**Exercise goal**
List all lines of the data that include the string "출력에서".

**Entries supplied**
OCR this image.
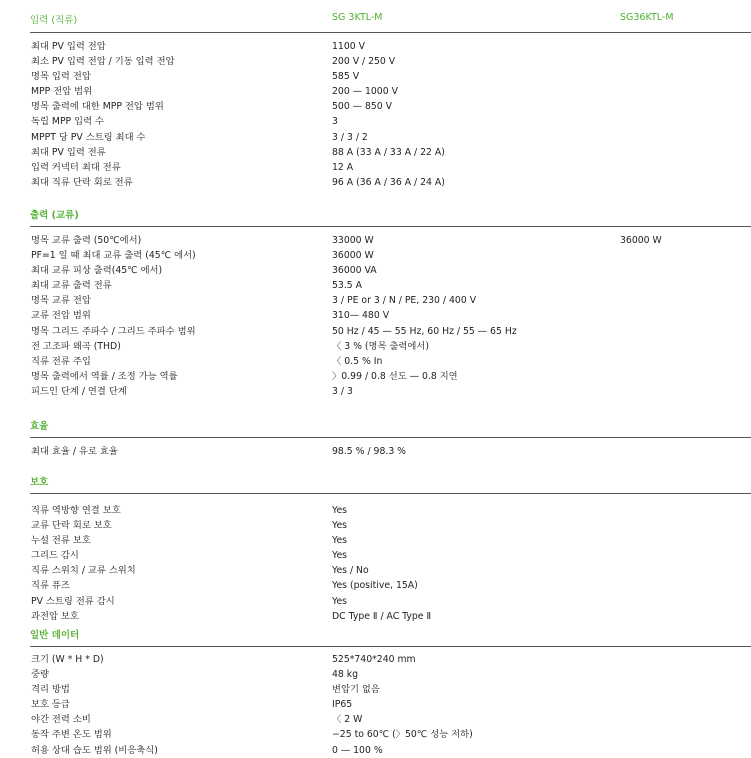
입력 (직류)	SG 3KTL-M	SG36KTL-M
최대 PV 입력 전압	1100 V
최소 PV 입력 전압 / 기동 입력 전압	200 V / 250 V
명목 입력 전압	585 V
MPP 전압 범위	200 — 1000 V
명목 출력에 대한 MPP 전압 범위	500 — 850 V
독립 MPP 입력 수	3
MPPT 당 PV 스트링 최대 수	3 / 3 / 2
최대 PV 입력 전류	88 A (33 A / 33 A / 22 A)
입력 커넥터 최대 전류	12 A
최대 직류 단락 회로 전류	96 A (36 A / 36 A / 24 A)
출력 (교류)
명목 교류 출력 (50℃에서)	33000 W	36000 W
PF=1 일 때 최대 교류 출력 (45℃ 에서)	36000 W
최대 교류 피상 출력(45℃ 에서)	36000 VA
최대 교류 출력 전류	53.5 A
명목 교류 전압	3 / PE or 3 / N / PE, 230 / 400 V
교류 전압 범위	310— 480 V
명목 그리드 주파수 / 그리드 주파수 범위	50 Hz / 45 — 55 Hz, 60 Hz / 55 — 65 Hz
전 고조파 왜곡 (THD)	〈 3 % (명목 출력에서)
직류 전류 주입	〈 0.5 % In
명목 출력에서 역률 / 조정 가능 역률	〉0.99 / 0.8 선도 — 0.8 지연
피드인 단계 / 연결 단계	3 / 3
효율
최대 효율 / 유로 효율	98.5 % / 98.3 %
보호
직류 역방향 연결 보호	Yes
교류 단락 회로 보호	Yes
누설 전류 보호	Yes
그리드 감시	Yes
직류 스위치 / 교류 스위치	Yes / No
직류 퓨즈	Yes (positive, 15A)
PV 스트링 전류 감시	Yes
과전압 보호	DC Type Ⅱ / AC Type Ⅱ
일반 데이터
크기 (W * H * D)	525*740*240 mm
중량	48 kg
격리 방법	변압기 없음
보호 등급	IP65
야간 전력 소비	〈 2 W
동작 주변 온도 범위	−25 to 60℃ (〉50℃ 성능 저하)
허용 상대 습도 범위 (비응축식)	0 — 100 %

**Result for this task**
전 고조파 왜곡 (THD)	〈 3 % (명목 출력에서)
명목 출력에서 역률 / 조정 가능 역률	〉0.99 / 0.8 선도 — 0.8 지연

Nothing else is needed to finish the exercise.